Exercise material.
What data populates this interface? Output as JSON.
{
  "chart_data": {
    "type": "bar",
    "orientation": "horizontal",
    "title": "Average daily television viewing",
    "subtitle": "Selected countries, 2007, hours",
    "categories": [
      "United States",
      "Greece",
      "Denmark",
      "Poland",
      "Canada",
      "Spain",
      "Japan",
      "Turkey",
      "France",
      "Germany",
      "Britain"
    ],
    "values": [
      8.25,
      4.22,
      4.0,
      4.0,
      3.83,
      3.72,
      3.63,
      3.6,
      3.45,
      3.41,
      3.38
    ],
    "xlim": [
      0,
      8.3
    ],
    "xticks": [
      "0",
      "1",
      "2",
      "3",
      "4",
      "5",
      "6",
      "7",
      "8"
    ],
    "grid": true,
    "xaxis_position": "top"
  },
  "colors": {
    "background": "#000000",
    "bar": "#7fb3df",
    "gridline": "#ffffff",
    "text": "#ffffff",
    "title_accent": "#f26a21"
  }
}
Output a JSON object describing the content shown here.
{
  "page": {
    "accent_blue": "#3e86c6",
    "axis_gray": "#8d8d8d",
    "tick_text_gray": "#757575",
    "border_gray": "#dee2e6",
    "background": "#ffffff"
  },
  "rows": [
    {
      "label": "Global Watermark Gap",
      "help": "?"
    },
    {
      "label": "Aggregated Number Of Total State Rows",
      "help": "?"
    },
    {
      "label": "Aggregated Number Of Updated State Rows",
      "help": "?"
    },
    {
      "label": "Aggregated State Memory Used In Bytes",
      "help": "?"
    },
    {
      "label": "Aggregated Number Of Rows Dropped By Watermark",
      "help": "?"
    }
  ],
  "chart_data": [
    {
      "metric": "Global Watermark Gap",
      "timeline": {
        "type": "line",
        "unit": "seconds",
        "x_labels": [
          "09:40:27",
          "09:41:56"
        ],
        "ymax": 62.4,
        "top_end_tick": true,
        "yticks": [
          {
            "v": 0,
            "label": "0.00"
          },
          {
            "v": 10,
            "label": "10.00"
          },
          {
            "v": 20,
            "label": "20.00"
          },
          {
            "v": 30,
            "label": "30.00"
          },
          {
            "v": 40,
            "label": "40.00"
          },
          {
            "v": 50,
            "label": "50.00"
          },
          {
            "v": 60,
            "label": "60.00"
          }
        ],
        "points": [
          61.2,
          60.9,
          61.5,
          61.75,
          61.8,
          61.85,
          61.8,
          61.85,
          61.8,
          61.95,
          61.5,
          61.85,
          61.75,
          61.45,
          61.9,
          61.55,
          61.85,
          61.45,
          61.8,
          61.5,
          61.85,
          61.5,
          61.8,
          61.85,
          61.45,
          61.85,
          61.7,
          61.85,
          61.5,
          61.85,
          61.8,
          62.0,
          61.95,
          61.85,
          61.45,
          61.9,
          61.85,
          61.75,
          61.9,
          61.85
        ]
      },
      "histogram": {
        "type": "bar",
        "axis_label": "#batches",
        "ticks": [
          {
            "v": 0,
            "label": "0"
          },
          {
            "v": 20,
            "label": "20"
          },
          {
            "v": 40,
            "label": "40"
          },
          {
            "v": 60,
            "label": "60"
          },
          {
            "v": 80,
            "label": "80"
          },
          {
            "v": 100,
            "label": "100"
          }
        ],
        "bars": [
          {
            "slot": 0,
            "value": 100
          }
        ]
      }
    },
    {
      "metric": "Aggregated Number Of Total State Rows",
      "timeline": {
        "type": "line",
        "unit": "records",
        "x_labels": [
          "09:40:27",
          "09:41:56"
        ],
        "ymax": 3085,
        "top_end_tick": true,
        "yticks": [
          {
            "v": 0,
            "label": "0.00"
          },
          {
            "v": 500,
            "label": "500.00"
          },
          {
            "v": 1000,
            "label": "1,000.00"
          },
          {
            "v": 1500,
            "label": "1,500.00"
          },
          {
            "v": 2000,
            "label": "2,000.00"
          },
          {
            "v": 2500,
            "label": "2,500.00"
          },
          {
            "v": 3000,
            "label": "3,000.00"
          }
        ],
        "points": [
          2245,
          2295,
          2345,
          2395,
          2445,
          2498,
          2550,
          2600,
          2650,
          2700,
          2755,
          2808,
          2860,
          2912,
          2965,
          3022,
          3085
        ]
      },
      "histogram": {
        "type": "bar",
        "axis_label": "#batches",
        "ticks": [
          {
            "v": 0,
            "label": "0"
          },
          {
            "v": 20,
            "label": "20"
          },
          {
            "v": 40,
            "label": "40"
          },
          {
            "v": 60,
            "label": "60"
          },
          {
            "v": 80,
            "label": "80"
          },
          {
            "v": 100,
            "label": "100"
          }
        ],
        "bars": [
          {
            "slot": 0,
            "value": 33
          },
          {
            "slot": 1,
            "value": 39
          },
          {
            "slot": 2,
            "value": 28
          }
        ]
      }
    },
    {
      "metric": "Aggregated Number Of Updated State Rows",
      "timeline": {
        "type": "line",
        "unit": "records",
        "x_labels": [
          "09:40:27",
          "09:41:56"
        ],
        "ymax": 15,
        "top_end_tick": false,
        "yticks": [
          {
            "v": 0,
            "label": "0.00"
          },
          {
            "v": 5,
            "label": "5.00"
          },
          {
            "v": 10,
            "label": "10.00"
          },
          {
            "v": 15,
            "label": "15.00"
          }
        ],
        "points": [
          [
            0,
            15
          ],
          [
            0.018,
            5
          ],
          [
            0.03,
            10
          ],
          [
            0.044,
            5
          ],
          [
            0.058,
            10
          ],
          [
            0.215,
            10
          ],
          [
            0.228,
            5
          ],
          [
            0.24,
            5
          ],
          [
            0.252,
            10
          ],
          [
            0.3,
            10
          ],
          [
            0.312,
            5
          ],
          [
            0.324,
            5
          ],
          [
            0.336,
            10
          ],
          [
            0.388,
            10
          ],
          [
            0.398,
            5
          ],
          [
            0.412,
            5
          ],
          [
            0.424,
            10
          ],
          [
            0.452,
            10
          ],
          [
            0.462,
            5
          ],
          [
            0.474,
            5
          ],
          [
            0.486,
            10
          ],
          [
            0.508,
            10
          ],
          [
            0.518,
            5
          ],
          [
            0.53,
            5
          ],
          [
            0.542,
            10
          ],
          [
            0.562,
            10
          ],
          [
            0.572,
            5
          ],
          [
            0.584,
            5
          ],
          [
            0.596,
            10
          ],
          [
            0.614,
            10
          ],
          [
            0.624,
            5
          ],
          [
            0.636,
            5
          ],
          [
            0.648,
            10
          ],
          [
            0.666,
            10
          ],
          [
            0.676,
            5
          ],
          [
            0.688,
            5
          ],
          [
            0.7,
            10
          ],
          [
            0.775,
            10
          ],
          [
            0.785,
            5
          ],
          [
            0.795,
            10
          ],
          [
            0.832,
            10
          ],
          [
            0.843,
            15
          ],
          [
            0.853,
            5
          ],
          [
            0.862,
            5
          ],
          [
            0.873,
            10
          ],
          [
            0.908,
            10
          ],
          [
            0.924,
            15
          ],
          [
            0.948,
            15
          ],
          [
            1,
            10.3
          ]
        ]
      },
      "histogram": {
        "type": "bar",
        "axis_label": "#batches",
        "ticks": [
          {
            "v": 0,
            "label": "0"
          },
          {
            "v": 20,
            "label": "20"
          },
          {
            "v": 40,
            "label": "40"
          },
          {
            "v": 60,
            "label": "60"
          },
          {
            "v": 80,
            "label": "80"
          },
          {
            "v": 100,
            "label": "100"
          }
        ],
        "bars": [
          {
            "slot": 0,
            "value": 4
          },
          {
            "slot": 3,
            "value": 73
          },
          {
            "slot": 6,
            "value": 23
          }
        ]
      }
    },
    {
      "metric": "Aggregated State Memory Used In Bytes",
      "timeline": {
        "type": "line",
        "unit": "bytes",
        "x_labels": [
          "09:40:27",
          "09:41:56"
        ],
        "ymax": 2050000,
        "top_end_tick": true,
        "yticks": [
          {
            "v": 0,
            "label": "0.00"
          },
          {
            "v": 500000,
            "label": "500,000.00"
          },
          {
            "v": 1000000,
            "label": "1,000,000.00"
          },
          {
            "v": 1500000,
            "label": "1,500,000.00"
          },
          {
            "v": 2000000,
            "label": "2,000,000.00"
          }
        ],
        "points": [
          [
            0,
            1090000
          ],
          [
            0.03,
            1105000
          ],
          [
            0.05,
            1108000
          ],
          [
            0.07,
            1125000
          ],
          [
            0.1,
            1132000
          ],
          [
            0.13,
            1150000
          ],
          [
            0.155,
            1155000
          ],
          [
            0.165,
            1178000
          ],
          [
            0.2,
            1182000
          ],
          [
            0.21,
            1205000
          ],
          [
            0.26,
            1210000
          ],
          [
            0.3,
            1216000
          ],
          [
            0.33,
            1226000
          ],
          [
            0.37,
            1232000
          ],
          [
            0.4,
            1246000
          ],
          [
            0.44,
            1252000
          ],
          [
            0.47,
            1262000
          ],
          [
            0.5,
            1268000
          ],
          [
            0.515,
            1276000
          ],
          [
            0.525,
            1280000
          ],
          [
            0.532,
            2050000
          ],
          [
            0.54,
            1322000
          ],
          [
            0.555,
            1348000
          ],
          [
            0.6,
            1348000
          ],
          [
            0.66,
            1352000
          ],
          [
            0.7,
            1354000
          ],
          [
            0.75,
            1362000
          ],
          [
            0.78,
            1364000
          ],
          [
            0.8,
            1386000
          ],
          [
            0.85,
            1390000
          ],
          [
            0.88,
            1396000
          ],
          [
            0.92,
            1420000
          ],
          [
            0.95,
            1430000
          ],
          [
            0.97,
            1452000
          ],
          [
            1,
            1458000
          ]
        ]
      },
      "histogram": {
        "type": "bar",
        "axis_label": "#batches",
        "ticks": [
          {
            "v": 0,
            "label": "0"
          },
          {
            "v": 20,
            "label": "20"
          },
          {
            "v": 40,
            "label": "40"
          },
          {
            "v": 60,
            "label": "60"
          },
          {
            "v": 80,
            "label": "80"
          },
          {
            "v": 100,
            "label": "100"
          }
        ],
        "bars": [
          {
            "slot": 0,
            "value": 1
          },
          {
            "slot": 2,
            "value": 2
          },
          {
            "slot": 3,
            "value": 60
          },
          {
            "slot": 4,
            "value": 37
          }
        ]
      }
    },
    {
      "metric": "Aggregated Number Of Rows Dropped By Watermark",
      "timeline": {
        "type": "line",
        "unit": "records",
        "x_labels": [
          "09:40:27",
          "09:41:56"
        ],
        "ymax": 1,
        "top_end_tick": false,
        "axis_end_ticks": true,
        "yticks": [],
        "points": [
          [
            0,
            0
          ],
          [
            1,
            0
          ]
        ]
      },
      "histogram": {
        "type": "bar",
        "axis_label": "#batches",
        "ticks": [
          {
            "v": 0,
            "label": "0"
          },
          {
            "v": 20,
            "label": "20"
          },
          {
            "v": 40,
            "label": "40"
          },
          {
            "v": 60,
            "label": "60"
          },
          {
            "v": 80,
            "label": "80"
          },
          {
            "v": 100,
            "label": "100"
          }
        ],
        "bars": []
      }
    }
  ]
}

Task. Locate the lines above that contain "JSON" and copy them.

Reply to the exercise.
What data populates this interface? Output as JSON.
Output a JSON object describing the content shown here.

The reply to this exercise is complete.